**Description of the task**
Retype every entry in its entirety, without alteration.

**Records shown**
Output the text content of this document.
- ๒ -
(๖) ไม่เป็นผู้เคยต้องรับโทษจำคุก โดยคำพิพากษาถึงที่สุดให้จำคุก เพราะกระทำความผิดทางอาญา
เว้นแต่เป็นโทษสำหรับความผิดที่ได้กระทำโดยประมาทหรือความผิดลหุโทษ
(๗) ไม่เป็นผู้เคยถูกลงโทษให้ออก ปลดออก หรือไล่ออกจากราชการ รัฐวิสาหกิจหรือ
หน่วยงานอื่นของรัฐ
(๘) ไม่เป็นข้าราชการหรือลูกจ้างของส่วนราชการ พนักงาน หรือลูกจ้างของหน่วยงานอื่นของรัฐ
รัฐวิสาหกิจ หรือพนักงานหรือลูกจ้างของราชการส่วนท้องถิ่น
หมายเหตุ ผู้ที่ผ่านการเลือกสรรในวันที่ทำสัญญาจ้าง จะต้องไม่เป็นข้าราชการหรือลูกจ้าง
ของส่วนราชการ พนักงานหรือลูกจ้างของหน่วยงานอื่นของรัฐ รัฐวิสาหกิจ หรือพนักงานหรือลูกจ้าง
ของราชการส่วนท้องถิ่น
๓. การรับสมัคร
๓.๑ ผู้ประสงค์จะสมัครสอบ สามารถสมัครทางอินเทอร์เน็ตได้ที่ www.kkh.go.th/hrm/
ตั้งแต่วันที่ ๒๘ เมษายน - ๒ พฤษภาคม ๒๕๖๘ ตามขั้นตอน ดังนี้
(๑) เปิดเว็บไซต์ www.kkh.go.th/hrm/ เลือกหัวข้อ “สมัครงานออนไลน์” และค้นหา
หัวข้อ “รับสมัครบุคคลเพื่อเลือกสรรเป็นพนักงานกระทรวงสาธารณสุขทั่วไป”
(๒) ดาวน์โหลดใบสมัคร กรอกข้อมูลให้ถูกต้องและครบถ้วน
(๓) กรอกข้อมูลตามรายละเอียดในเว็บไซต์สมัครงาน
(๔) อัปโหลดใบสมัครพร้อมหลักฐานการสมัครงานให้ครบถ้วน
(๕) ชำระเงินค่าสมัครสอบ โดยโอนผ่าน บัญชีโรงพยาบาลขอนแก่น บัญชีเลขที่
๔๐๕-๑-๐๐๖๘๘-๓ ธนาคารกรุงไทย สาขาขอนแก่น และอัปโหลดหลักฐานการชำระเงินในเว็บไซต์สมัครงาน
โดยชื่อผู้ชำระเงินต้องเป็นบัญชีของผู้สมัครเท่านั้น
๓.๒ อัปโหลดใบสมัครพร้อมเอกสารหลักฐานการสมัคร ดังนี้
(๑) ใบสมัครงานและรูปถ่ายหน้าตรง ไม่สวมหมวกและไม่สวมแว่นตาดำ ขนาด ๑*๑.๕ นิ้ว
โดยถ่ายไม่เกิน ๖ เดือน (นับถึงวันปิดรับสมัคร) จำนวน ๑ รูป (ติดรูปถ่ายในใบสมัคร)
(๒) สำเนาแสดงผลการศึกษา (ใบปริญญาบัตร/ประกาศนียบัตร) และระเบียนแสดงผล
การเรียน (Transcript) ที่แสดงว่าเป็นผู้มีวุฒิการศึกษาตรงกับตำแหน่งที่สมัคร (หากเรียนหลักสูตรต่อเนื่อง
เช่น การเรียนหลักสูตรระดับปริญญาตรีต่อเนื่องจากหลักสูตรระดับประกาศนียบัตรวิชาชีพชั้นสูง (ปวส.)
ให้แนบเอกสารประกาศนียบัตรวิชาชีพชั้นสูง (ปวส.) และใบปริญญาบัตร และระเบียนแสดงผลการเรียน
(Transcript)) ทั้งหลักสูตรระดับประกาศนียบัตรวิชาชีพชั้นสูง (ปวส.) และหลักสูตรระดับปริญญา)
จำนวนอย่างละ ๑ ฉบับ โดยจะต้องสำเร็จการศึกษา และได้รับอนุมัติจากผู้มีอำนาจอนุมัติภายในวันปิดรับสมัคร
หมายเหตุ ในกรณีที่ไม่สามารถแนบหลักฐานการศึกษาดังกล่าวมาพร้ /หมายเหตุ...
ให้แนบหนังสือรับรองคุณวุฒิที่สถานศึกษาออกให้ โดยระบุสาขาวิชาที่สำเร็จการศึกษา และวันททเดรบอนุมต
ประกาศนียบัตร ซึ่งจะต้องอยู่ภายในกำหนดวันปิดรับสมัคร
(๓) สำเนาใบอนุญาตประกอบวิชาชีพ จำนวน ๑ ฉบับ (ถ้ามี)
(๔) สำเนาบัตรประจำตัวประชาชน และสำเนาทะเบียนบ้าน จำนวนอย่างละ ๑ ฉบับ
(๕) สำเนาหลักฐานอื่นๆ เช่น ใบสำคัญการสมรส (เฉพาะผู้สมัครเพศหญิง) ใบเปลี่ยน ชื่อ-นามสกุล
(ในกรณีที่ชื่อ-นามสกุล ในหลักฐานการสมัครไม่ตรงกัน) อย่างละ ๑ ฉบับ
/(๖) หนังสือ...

**Result below**
Output the text content of this document.
- ๒ -
(๖) ไม่เป็นผู้เคยต้องรับโทษจำคุก โดยคำพิพากษาถึงที่สุดให้จำคุก เพราะกระทำความผิดทางอาญา
เว้นแต่เป็นโทษสำหรับความผิดที่ได้กระทำโดยประมาทหรือความผิดลหุโทษ
(๗) ไม่เป็นผู้เคยถูกลงโทษให้ออก ปลดออก หรือไล่ออกจากราชการ รัฐวิสาหกิจหรือ
หน่วยงานอื่นของรัฐ
(๘) ไม่เป็นข้าราชการหรือลูกจ้างของส่วนราชการ พนักงาน หรือลูกจ้างของหน่วยงานอื่นของรัฐ
รัฐวิสาหกิจ หรือพนักงานหรือลูกจ้างของราชการส่วนท้องถิ่น
หมายเหตุ ผู้ที่ผ่านการเลือกสรรในวันที่ทำสัญญาจ้าง จะต้องไม่เป็นข้าราชการหรือลูกจ้าง
ของส่วนราชการ พนักงานหรือลูกจ้างของหน่วยงานอื่นของรัฐ รัฐวิสาหกิจ หรือพนักงานหรือลูกจ้าง
ของราชการส่วนท้องถิ่น
๓. การรับสมัคร
๓.๑ ผู้ประสงค์จะสมัครสอบ สามารถสมัครทางอินเทอร์เน็ตได้ที่ www.kkh.go.th/hrm/
ตั้งแต่วันที่ ๒๘ เมษายน - ๒ พฤษภาคม ๒๕๖๘ ตามขั้นตอน ดังนี้
(๑) เปิดเว็บไซต์ www.kkh.go.th/hrm/ เลือกหัวข้อ “สมัครงานออนไลน์” และค้นหา
หัวข้อ “รับสมัครบุคคลเพื่อเลือกสรรเป็นพนักงานกระทรวงสาธารณสุขทั่วไป”
(๒) ดาวน์โหลดใบสมัคร กรอกข้อมูลให้ถูกต้องและครบถ้วน
(๓) กรอกข้อมูลตามรายละเอียดในเว็บไซต์สมัครงาน
(๔) อัปโหลดใบสมัครพร้อมหลักฐานการสมัครงานให้ครบถ้วน
(๕) ชำระเงินค่าสมัครสอบ โดยโอนผ่าน บัญชีโรงพยาบาลขอนแก่น บัญชีเลขที่
๔๐๕-๑-๐๐๖๘๘-๓ ธนาคารกรุงไทย สาขาขอนแก่น และอัปโหลดหลักฐานการชำระเงินในเว็บไซต์สมัครงาน
โดยชื่อผู้ชำระเงินต้องเป็นบัญชีของผู้สมัครเท่านั้น
๓.๒ อัปโหลดใบสมัครพร้อมเอกสารหลักฐานการสมัคร ดังนี้
(๑) ใบสมัครงานและรูปถ่ายหน้าตรง ไม่สวมหมวกและไม่สวมแว่นตาดำ ขนาด ๑*๑.๕ นิ้ว
โดยถ่ายไม่เกิน ๖ เดือน (นับถึงวันปิดรับสมัคร) จำนวน ๑ รูป (ติดรูปถ่ายในใบสมัคร)
(๒) สำเนาแสดงผลการศึกษา (ใบปริญญาบัตร/ประกาศนียบัตร) และระเบียนแสดงผล
การเรียน (Transcript) ที่แสดงว่าเป็นผู้มีวุฒิการศึกษาตรงกับตำแหน่งที่สมัคร (หากเรียนหลักสูตรต่อเนื่อง
เช่น การเรียนหลักสูตรระดับปริญญาตรีต่อเนื่องจากหลักสูตรระดับประกาศนียบัตรวิชาชีพชั้นสูง (ปวส.)
ให้แนบเอกสารประกาศนียบัตรวิชาชีพชั้นสูง (ปวส.) และใบปริญญาบัตร และระเบียนแสดงผลการเรียน
(Transcript)) ทั้งหลักสูตรระดับประกาศนียบัตรวิชาชีพชั้นสูง (ปวส.) และหลักสูตรระดับปริญญา)
จำนวนอย่างละ ๑ ฉบับ โดยจะต้องสำเร็จการศึกษา และได้รับอนุมัติจากผู้มีอำนาจอนุมัติภายในวันปิดรับสมัคร
หมายเหตุ ในกรณีที่ไม่สามารถแนบหลักฐานการศึกษาดังกล่าวมาพร้ /หมายเหตุ...
ให้แนบหนังสือรับรองคุณวุฒิที่สถานศึกษาออกให้ โดยระบุสาขาวิชาที่สำเร็จการศึกษา และวันททเดรบอนุมต
ประกาศนียบัตร ซึ่งจะต้องอยู่ภายในกำหนดวันปิดรับสมัคร
(๓) สำเนาใบอนุญาตประกอบวิชาชีพ จำนวน ๑ ฉบับ (ถ้ามี)
(๔) สำเนาบัตรประจำตัวประชาชน และสำเนาทะเบียนบ้าน จำนวนอย่างละ ๑ ฉบับ
(๕) สำเนาหลักฐานอื่นๆ เช่น ใบสำคัญการสมรส (เฉพาะผู้สมัครเพศหญิง) ใบเปลี่ยน ชื่อ-นามสกุล
(ในกรณีที่ชื่อ-นามสกุล ในหลักฐานการสมัครไม่ตรงกัน) อย่างละ ๑ ฉบับ
/(๖) หนังสือ...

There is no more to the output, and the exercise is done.